> **Prompt**: Take every line from the listing below that includes "structured" and copy it.

> **Input records**:

################

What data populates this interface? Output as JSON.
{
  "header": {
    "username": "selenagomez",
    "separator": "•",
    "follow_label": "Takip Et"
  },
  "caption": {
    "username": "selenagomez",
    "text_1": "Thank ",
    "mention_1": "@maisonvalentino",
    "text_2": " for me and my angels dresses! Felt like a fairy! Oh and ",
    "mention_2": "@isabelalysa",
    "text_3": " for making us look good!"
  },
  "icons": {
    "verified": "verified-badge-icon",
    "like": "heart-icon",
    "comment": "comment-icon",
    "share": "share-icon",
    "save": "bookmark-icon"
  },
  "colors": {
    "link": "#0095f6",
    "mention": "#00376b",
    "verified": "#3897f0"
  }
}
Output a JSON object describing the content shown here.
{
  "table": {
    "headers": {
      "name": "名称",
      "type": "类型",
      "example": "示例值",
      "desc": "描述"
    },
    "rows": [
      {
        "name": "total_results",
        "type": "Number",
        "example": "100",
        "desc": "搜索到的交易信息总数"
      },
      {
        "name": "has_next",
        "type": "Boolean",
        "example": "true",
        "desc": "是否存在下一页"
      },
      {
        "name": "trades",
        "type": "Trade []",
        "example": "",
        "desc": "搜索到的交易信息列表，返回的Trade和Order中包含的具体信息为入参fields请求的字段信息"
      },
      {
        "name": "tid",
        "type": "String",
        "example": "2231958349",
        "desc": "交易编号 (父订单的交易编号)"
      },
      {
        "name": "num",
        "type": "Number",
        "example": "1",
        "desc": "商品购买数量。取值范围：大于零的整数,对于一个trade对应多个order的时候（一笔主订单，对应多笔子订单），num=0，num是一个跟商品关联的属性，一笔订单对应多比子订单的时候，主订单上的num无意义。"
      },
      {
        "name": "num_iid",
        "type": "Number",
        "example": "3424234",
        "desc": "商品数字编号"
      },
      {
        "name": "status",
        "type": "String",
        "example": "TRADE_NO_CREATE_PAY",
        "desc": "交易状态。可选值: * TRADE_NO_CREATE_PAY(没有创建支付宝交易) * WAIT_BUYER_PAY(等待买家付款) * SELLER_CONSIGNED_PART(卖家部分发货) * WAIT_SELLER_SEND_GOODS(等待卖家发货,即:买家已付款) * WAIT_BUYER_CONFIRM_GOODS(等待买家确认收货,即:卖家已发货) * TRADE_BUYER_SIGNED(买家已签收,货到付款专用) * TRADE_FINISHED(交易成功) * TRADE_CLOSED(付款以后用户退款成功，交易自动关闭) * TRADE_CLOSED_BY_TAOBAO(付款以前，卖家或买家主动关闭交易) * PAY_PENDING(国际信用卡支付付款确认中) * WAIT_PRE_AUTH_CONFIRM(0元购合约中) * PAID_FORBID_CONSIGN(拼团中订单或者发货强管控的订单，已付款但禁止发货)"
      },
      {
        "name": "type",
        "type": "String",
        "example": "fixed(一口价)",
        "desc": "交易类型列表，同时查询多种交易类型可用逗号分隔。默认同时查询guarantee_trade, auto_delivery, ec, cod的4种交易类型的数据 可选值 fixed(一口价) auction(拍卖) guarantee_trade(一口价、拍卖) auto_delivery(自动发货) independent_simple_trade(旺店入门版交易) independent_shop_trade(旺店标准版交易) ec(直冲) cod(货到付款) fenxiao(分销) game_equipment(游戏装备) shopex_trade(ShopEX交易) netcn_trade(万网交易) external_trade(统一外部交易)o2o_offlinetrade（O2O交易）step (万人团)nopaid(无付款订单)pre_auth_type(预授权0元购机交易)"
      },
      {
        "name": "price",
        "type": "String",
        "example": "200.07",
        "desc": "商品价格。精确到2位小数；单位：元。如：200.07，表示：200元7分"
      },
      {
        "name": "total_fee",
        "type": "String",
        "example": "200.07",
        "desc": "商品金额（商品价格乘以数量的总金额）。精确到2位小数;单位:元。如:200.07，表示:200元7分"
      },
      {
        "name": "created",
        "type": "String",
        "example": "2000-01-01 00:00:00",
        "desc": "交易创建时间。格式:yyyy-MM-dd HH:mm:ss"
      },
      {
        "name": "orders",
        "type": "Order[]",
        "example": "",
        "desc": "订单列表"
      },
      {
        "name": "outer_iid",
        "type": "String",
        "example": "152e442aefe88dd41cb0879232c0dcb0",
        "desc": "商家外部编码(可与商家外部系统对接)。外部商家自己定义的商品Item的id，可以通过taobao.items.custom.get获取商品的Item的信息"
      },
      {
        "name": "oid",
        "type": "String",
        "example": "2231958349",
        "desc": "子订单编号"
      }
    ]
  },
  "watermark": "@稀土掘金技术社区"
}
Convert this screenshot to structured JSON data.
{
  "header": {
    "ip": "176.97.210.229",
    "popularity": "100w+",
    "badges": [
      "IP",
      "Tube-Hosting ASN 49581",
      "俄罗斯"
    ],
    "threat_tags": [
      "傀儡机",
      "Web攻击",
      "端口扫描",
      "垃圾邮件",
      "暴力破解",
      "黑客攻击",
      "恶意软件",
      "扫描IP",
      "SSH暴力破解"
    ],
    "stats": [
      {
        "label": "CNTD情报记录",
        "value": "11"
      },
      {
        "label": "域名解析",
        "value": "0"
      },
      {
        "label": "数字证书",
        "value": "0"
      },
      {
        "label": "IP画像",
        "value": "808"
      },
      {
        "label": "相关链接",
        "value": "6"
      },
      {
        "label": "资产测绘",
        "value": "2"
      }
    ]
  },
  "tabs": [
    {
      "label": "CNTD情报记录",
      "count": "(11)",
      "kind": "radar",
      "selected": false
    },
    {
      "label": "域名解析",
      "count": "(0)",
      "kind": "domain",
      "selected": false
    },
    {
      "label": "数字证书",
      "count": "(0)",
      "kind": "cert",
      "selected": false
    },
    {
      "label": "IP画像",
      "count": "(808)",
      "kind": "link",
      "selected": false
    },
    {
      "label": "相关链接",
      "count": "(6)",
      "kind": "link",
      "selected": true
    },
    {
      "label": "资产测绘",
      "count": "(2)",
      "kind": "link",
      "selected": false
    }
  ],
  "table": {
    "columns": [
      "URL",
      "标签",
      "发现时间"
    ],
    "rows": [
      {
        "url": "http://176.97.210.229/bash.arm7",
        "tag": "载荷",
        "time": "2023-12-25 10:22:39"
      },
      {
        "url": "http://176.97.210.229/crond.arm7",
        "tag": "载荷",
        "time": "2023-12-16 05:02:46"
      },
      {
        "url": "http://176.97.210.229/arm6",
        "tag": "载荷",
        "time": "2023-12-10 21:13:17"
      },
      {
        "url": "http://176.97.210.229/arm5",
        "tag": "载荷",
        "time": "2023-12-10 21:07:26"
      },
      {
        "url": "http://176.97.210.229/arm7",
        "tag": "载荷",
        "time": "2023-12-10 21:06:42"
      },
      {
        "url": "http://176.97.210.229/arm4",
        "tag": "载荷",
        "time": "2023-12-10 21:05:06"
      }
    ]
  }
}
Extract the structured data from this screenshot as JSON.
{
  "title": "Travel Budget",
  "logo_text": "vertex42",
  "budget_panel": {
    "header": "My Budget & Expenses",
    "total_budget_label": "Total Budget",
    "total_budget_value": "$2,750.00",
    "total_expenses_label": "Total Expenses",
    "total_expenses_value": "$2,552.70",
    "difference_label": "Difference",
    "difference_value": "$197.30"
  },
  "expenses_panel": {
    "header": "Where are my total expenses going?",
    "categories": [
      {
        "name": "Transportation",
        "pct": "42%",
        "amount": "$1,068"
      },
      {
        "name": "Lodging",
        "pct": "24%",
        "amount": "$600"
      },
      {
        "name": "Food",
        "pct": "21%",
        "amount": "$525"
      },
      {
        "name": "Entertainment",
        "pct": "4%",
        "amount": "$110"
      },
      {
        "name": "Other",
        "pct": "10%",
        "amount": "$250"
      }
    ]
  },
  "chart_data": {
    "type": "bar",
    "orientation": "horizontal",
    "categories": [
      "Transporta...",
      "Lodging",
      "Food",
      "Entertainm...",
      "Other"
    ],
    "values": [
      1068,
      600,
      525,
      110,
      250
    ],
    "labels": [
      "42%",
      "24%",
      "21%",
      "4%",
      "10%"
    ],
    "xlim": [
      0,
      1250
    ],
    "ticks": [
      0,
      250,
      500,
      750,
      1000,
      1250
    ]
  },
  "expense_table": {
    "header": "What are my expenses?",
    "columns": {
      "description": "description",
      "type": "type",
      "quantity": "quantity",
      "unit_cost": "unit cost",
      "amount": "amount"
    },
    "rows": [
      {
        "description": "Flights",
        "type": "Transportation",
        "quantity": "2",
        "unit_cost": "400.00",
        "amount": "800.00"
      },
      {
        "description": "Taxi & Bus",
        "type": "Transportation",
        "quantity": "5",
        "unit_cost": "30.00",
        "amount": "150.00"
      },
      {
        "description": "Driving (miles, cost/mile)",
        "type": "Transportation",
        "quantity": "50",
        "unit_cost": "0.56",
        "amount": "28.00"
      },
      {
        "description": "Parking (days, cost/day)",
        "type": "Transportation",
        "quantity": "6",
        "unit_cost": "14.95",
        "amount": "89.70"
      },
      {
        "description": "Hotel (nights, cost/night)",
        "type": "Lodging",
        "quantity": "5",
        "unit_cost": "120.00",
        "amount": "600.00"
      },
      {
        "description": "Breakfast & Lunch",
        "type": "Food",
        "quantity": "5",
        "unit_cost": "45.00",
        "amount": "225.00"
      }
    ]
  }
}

################

> **Task solution**:
Convert this screenshot to structured JSON data.
Extract the structured data from this screenshot as JSON.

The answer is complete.